Format the data below as a Markdown table with the columns "Row" and "Line": number each line in the first column and put the line itself in the second. Leave out any blank lines.

** start DATA SECTION **

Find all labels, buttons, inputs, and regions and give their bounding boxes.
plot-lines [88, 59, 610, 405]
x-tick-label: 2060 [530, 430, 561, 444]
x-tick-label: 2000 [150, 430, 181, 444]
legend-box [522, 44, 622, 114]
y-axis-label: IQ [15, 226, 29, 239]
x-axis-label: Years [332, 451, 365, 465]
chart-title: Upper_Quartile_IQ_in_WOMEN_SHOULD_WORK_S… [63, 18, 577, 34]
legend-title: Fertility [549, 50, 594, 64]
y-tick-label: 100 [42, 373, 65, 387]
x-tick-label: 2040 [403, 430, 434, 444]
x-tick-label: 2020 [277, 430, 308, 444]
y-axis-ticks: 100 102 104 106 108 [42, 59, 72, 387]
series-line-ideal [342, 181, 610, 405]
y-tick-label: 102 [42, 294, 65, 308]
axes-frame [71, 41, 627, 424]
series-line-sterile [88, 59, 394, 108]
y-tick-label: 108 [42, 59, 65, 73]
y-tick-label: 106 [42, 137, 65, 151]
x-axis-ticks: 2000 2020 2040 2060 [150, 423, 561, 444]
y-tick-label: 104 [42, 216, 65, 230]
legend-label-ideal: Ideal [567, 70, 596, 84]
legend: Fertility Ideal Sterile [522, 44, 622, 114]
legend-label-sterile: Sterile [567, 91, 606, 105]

** end DATA SECTION **

- _ANSWER IN FULL_
| Row | Line |
|---|---|
| 1 | Find all labels, buttons, inputs, and regions and give their bounding boxes. |
| 2 | plot-lines [88, 59, 610, 405] |
| 3 | x-tick-label: 2060 [530, 430, 561, 444] |
| 4 | x-tick-label: 2000 [150, 430, 181, 444] |
| 5 | legend-box [522, 44, 622, 114] |
| 6 | y-axis-label: IQ [15, 226, 29, 239] |
| 7 | x-axis-label: Years [332, 451, 365, 465] |
| 8 | chart-title: Upper_Quartile_IQ_in_WOMEN_SHOULD_WORK_S… [63, 18, 577, 34] |
| 9 | legend-title: Fertility [549, 50, 594, 64] |
| 10 | y-tick-label: 100 [42, 373, 65, 387] |
| 11 | x-tick-label: 2040 [403, 430, 434, 444] |
| 12 | x-tick-label: 2020 [277, 430, 308, 444] |
| 13 | y-axis-ticks: 100 102 104 106 108 [42, 59, 72, 387] |
| 14 | series-line-ideal [342, 181, 610, 405] |
| 15 | y-tick-label: 102 [42, 294, 65, 308] |
| 16 | axes-frame [71, 41, 627, 424] |
| 17 | series-line-sterile [88, 59, 394, 108] |
| 18 | y-tick-label: 108 [42, 59, 65, 73] |
| 19 | y-tick-label: 106 [42, 137, 65, 151] |
| 20 | x-axis-ticks: 2000 2020 2040 2060 [150, 423, 561, 444] |
| 21 | y-tick-label: 104 [42, 216, 65, 230] |
| 22 | legend-label-ideal: Ideal [567, 70, 596, 84] |
| 23 | legend: Fertility Ideal Sterile [522, 44, 622, 114] |
| 24 | legend-label-sterile: Sterile [567, 91, 606, 105] |